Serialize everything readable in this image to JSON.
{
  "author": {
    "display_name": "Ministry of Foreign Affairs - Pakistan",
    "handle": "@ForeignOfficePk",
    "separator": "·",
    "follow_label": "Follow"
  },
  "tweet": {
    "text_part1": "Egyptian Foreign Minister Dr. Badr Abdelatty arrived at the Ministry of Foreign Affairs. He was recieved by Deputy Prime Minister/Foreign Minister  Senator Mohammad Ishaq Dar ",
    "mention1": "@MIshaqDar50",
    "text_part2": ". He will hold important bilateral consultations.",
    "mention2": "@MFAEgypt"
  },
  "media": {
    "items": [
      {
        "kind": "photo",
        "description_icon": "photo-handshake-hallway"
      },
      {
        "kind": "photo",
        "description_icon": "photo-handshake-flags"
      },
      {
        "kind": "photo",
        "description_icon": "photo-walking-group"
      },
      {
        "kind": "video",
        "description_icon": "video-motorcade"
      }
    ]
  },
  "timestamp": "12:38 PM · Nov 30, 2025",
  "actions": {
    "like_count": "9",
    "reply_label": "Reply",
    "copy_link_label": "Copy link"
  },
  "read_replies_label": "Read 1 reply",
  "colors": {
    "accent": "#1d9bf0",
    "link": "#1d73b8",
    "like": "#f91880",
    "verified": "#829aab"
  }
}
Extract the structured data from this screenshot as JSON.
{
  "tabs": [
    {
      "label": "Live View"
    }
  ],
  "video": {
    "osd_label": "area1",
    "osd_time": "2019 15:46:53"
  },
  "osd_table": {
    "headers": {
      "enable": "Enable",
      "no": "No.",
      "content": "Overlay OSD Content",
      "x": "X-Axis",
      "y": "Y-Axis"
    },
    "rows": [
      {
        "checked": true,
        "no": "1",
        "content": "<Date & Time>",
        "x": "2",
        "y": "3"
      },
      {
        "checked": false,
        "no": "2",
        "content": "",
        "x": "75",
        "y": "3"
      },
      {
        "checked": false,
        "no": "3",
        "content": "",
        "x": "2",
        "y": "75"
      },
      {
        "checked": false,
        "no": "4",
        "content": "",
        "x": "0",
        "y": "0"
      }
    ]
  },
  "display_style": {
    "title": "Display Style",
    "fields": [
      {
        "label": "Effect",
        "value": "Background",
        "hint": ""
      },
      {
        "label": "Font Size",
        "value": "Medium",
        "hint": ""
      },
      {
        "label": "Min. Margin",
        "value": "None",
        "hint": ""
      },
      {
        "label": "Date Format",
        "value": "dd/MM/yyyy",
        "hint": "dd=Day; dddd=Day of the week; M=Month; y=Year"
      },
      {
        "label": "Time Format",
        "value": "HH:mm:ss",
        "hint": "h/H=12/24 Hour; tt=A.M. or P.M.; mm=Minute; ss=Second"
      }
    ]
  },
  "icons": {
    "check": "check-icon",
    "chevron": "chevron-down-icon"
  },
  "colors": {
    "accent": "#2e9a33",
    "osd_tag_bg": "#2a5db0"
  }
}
----
Given request — Transcribe each entry precisely, missing none.

Response —
Serialize everything readable in this image to JSON.
{
  "author": {
    "display_name": "Ministry of Foreign Affairs - Pakistan",
    "handle": "@ForeignOfficePk",
    "separator": "·",
    "follow_label": "Follow"
  },
  "tweet": {
    "text_part1": "Egyptian Foreign Minister Dr. Badr Abdelatty arrived at the Ministry of Foreign Affairs. He was recieved by Deputy Prime Minister/Foreign Minister  Senator Mohammad Ishaq Dar ",
    "mention1": "@MIshaqDar50",
    "text_part2": ". He will hold important bilateral consultations.",
    "mention2": "@MFAEgypt"
  },
  "media": {
    "items": [
      {
        "kind": "photo",
        "description_icon": "photo-handshake-hallway"
      },
      {
        "kind": "photo",
        "description_icon": "photo-handshake-flags"
      },
      {
        "kind": "photo",
        "description_icon": "photo-walking-group"
      },
      {
        "kind": "video",
        "description_icon": "video-motorcade"
      }
    ]
  },
  "timestamp": "12:38 PM · Nov 30, 2025",
  "actions": {
    "like_count": "9",
    "reply_label": "Reply",
    "copy_link_label": "Copy link"
  },
  "read_replies_label": "Read 1 reply",
  "colors": {
    "accent": "#1d9bf0",
    "link": "#1d73b8",
    "like": "#f91880",
    "verified": "#829aab"
  }
}
Extract the structured data from this screenshot as JSON.
{
  "tabs": [
    {
      "label": "Live View"
    }
  ],
  "video": {
    "osd_label": "area1",
    "osd_time": "2019 15:46:53"
  },
  "osd_table": {
    "headers": {
      "enable": "Enable",
      "no": "No.",
      "content": "Overlay OSD Content",
      "x": "X-Axis",
      "y": "Y-Axis"
    },
    "rows": [
      {
        "checked": true,
        "no": "1",
        "content": "<Date & Time>",
        "x": "2",
        "y": "3"
      },
      {
        "checked": false,
        "no": "2",
        "content": "",
        "x": "75",
        "y": "3"
      },
      {
        "checked": false,
        "no": "3",
        "content": "",
        "x": "2",
        "y": "75"
      },
      {
        "checked": false,
        "no": "4",
        "content": "",
        "x": "0",
        "y": "0"
      }
    ]
  },
  "display_style": {
    "title": "Display Style",
    "fields": [
      {
        "label": "Effect",
        "value": "Background",
        "hint": ""
      },
      {
        "label": "Font Size",
        "value": "Medium",
        "hint": ""
      },
      {
        "label": "Min. Margin",
        "value": "None",
        "hint": ""
      },
      {
        "label": "Date Format",
        "value": "dd/MM/yyyy",
        "hint": "dd=Day; dddd=Day of the week; M=Month; y=Year"
      },
      {
        "label": "Time Format",
        "value": "HH:mm:ss",
        "hint": "h/H=12/24 Hour; tt=A.M. or P.M.; mm=Minute; ss=Second"
      }
    ]
  },
  "icons": {
    "check": "check-icon",
    "chevron": "chevron-down-icon"
  },
  "colors": {
    "accent": "#2e9a33",
    "osd_tag_bg": "#2a5db0"
  }
}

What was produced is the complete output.